Records from a collection
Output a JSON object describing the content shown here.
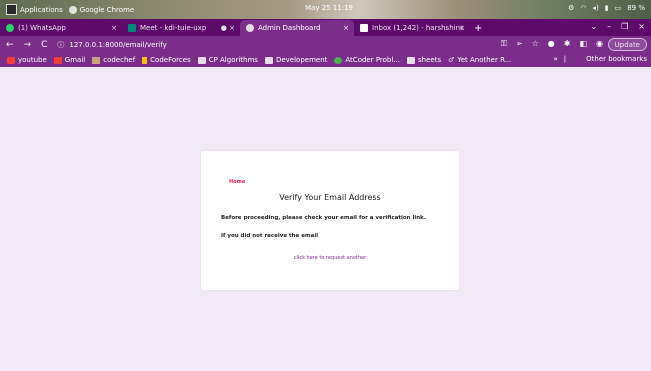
{
  "os": {
    "applications_label": "Applications",
    "chrome_label": "Google Chrome",
    "clock": "May 25 11:19",
    "tray": [
      "wifi-icon",
      "volume-icon",
      "mic-icon",
      "battery-icon"
    ],
    "battery": "89 %"
  },
  "tabs": [
    {
      "title": "(1) WhatsApp",
      "icon": "whatsapp-icon",
      "color": "#25d366"
    },
    {
      "title": "Meet - kdi-tuie-uxp",
      "icon": "meet-icon",
      "color": "#00897b"
    },
    {
      "title": "Admin Dashboard",
      "icon": "chrome-icon",
      "color": "#dddddd",
      "active": true
    },
    {
      "title": "Inbox (1,242) - harshshinc",
      "icon": "gmail-icon",
      "color": "#ffffff"
    }
  ],
  "omnibox": {
    "url": "127.0.0.1:8000/email/verify"
  },
  "toolbar": {
    "update_label": "Update"
  },
  "bookmarks": [
    {
      "label": "youtube",
      "icon": "youtube-icon",
      "color": "#ff3b30"
    },
    {
      "label": "Gmail",
      "icon": "gmail-icon",
      "color": "#ea4335"
    },
    {
      "label": "codechef",
      "icon": "codechef-icon",
      "color": "#c9a47a"
    },
    {
      "label": "CodeForces",
      "icon": "codeforces-icon",
      "color": "#f4c20d"
    },
    {
      "label": "CP Algorithms",
      "icon": "folder-icon",
      "color": "#e9dced"
    },
    {
      "label": "Developement",
      "icon": "folder-icon",
      "color": "#e9dced"
    },
    {
      "label": "AtCoder Probl...",
      "icon": "atcoder-icon",
      "color": "#4caf50"
    },
    {
      "label": "sheets",
      "icon": "folder-icon",
      "color": "#e9dced"
    },
    {
      "label": "Yet Another R...",
      "icon": "link-icon",
      "color": "#e9dced"
    }
  ],
  "other_bookmarks": "Other bookmarks",
  "card": {
    "home_link": "Home",
    "title": "Verify Your Email Address",
    "line1": "Before proceeding, please check your email for a verification link.",
    "line2": "If you did not receive the email",
    "resend_link": "click here to request another"
  }
}
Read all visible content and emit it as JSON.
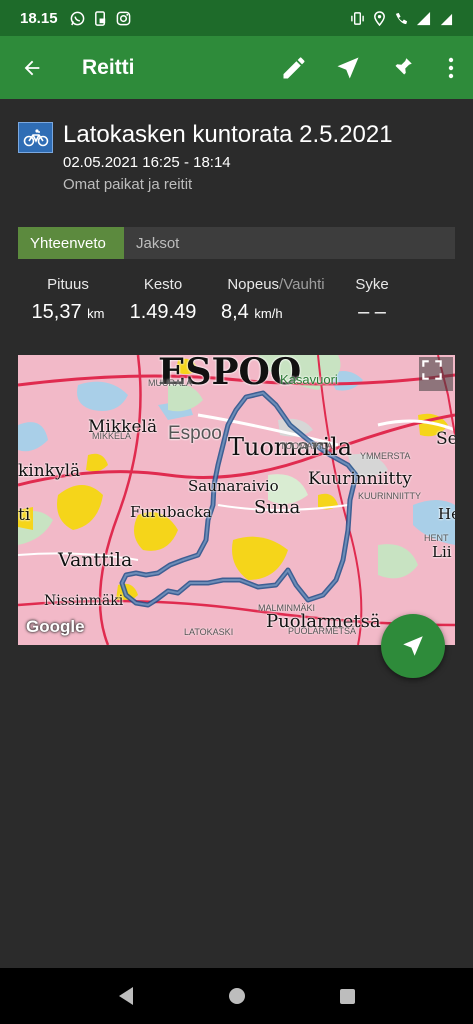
{
  "status_bar": {
    "time": "18.15",
    "icons": [
      "whatsapp-icon",
      "phone-lock-icon",
      "instagram-icon"
    ],
    "right_icons": [
      "vibrate-icon",
      "location-icon",
      "call-4g-icon",
      "4g-signal-icon",
      "battery-icon"
    ]
  },
  "app_bar": {
    "title": "Reitti",
    "actions": [
      "edit-icon",
      "navigate-icon",
      "pin-icon",
      "more-icon"
    ]
  },
  "route": {
    "name": "Latokasken kuntorata 2.5.2021",
    "time_range": "02.05.2021 16:25 - 18:14",
    "folder": "Omat paikat ja reitit",
    "type_icon": "bicycle-icon"
  },
  "tabs": [
    {
      "label": "Yhteenveto",
      "active": true
    },
    {
      "label": "Jaksot",
      "active": false
    }
  ],
  "stats": {
    "distance": {
      "label": "Pituus",
      "value": "15,37",
      "unit": "km"
    },
    "duration": {
      "label": "Kesto",
      "value": "1.49.49"
    },
    "speed": {
      "label": "Nopeus",
      "label_sub": "/Vauhti",
      "value": "8,4",
      "unit": "km/h"
    },
    "heart_rate": {
      "label": "Syke",
      "value": "– –"
    }
  },
  "map": {
    "labels": {
      "espoo_big": "ESPOO",
      "kasavuori": "Kasavuori",
      "muurala": "MUURALA",
      "mikkela": "Mikkelä",
      "mikkela_small": "MIKKELÄ",
      "espoo": "Espoo",
      "tuomarila": "Tuomarila",
      "tuomarila_small": "TUOMARILA",
      "ymmersta": "YMMERSTA",
      "kuurinniitty": "Kuurinniitty",
      "kuurinniitty_small": "KUURINNIITTY",
      "kilo": "kinkylä",
      "saunaraivio": "Saunaraivio",
      "furubacka": "Furubacka",
      "suna": "Suna",
      "vanttila": "Vanttila",
      "nissinmaki": "Nissinmäki",
      "malminmaki": "MALMINMÄKI",
      "latokaski": "LATOKASKI",
      "puolarmetsa": "Puolarmetsä",
      "puolarmetsa_small": "PUOLARMETSÄ",
      "henttaa": "HENT",
      "se": "Se",
      "li": "Lii",
      "he": "He",
      "ti": "ti"
    },
    "attribution": "Google",
    "route_color": "#3a5f8f"
  },
  "fab_icon": "navigate-icon",
  "nav_bar": [
    "back-icon",
    "home-icon",
    "recents-icon"
  ],
  "colors": {
    "status_bar": "#1e6b2a",
    "app_bar": "#2e8b3a",
    "background": "#2b2b2b",
    "tab_active": "#5c8a3e"
  }
}
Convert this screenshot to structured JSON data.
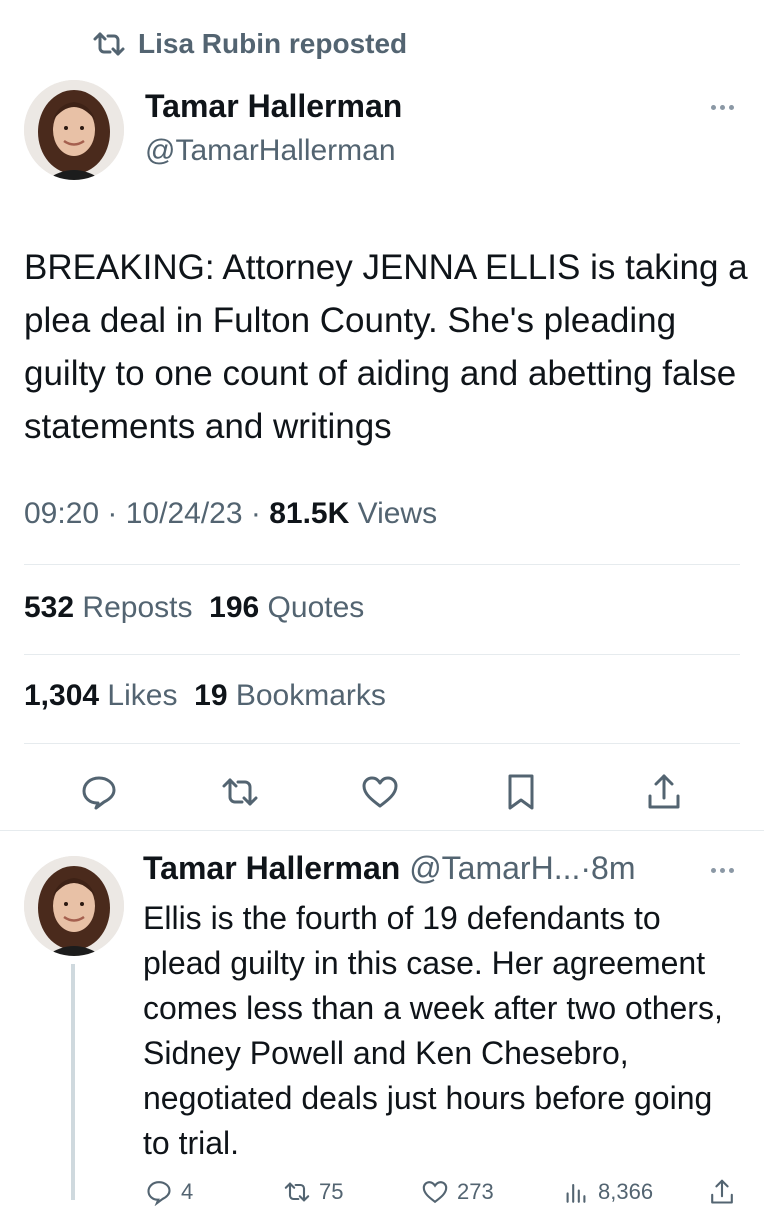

Goal of the exercise
Skip the pictures, then retype every line above exactly.

Correct result
Output a JSON object describing the content shown here.
{
  "os": {
    "applications_label": "Applications",
    "chrome_label": "Google Chrome",
    "clock": "May 25 11:19",
    "tray": [
      "wifi-icon",
      "volume-icon",
      "mic-icon",
      "battery-icon"
    ],
    "battery": "89 %"
  },
  "tabs": [
    {
      "title": "(1) WhatsApp",
      "icon": "whatsapp-icon",
      "color": "#25d366"
    },
    {
      "title": "Meet - kdi-tuie-uxp",
      "icon": "meet-icon",
      "color": "#00897b"
    },
    {
      "title": "Admin Dashboard",
      "icon": "chrome-icon",
      "color": "#dddddd",
      "active": true
    },
    {
      "title": "Inbox (1,242) - harshshinc",
      "icon": "gmail-icon",
      "color": "#ffffff"
    }
  ],
  "omnibox": {
    "url": "127.0.0.1:8000/email/verify"
  },
  "toolbar": {
    "update_label": "Update"
  },
  "bookmarks": [
    {
      "label": "youtube",
      "icon": "youtube-icon",
      "color": "#ff3b30"
    },
    {
      "label": "Gmail",
      "icon": "gmail-icon",
      "color": "#ea4335"
    },
    {
      "label": "codechef",
      "icon": "codechef-icon",
      "color": "#c9a47a"
    },
    {
      "label": "CodeForces",
      "icon": "codeforces-icon",
      "color": "#f4c20d"
    },
    {
      "label": "CP Algorithms",
      "icon": "folder-icon",
      "color": "#e9dced"
    },
    {
      "label": "Developement",
      "icon": "folder-icon",
      "color": "#e9dced"
    },
    {
      "label": "AtCoder Probl...",
      "icon": "atcoder-icon",
      "color": "#4caf50"
    },
    {
      "label": "sheets",
      "icon": "folder-icon",
      "color": "#e9dced"
    },
    {
      "label": "Yet Another R...",
      "icon": "link-icon",
      "color": "#e9dced"
    }
  ],
  "other_bookmarks": "Other bookmarks",
  "card": {
    "home_link": "Home",
    "title": "Verify Your Email Address",
    "line1": "Before proceeding, please check your email for a verification link.",
    "line2": "If you did not receive the email",
    "resend_link": "click here to request another"
  }
}
Read all visible content and emit it as JSON.
{
  "status_bar": {
    "time": "18.15",
    "icons": [
      "whatsapp-icon",
      "phone-lock-icon",
      "instagram-icon"
    ],
    "right_icons": [
      "vibrate-icon",
      "location-icon",
      "call-4g-icon",
      "4g-signal-icon",
      "battery-icon"
    ]
  },
  "app_bar": {
    "title": "Reitti",
    "actions": [
      "edit-icon",
      "navigate-icon",
      "pin-icon",
      "more-icon"
    ]
  },
  "route": {
    "name": "Latokasken kuntorata 2.5.2021",
    "time_range": "02.05.2021 16:25 - 18:14",
    "folder": "Omat paikat ja reitit",
    "type_icon": "bicycle-icon"
  },
  "tabs": [
    {
      "label": "Yhteenveto",
      "active": true
    },
    {
      "label": "Jaksot",
      "active": false
    }
  ],
  "stats": {
    "distance": {
      "label": "Pituus",
      "value": "15,37",
      "unit": "km"
    },
    "duration": {
      "label": "Kesto",
      "value": "1.49.49"
    },
    "speed": {
      "label": "Nopeus",
      "label_sub": "/Vauhti",
      "value": "8,4",
      "unit": "km/h"
    },
    "heart_rate": {
      "label": "Syke",
      "value": "– –"
    }
  },
  "map": {
    "labels": {
      "espoo_big": "ESPOO",
      "kasavuori": "Kasavuori",
      "muurala": "MUURALA",
      "mikkela": "Mikkelä",
      "mikkela_small": "MIKKELÄ",
      "espoo": "Espoo",
      "tuomarila": "Tuomarila",
      "tuomarila_small": "TUOMARILA",
      "ymmersta": "YMMERSTA",
      "kuurinniitty": "Kuurinniitty",
      "kuurinniitty_small": "KUURINNIITTY",
      "kilo": "kinkylä",
      "saunaraivio": "Saunaraivio",
      "furubacka": "Furubacka",
      "suna": "Suna",
      "vanttila": "Vanttila",
      "nissinmaki": "Nissinmäki",
      "malminmaki": "MALMINMÄKI",
      "latokaski": "LATOKASKI",
      "puolarmetsa": "Puolarmetsä",
      "puolarmetsa_small": "PUOLARMETSÄ",
      "henttaa": "HENT",
      "se": "Se",
      "li": "Lii",
      "he": "He",
      "ti": "ti"
    },
    "attribution": "Google",
    "route_color": "#3a5f8f"
  },
  "fab_icon": "navigate-icon",
  "nav_bar": [
    "back-icon",
    "home-icon",
    "recents-icon"
  ],
  "colors": {
    "status_bar": "#1e6b2a",
    "app_bar": "#2e8b3a",
    "background": "#2b2b2b",
    "tab_active": "#5c8a3e"
  }
}
Convert this screenshot to structured JSON data.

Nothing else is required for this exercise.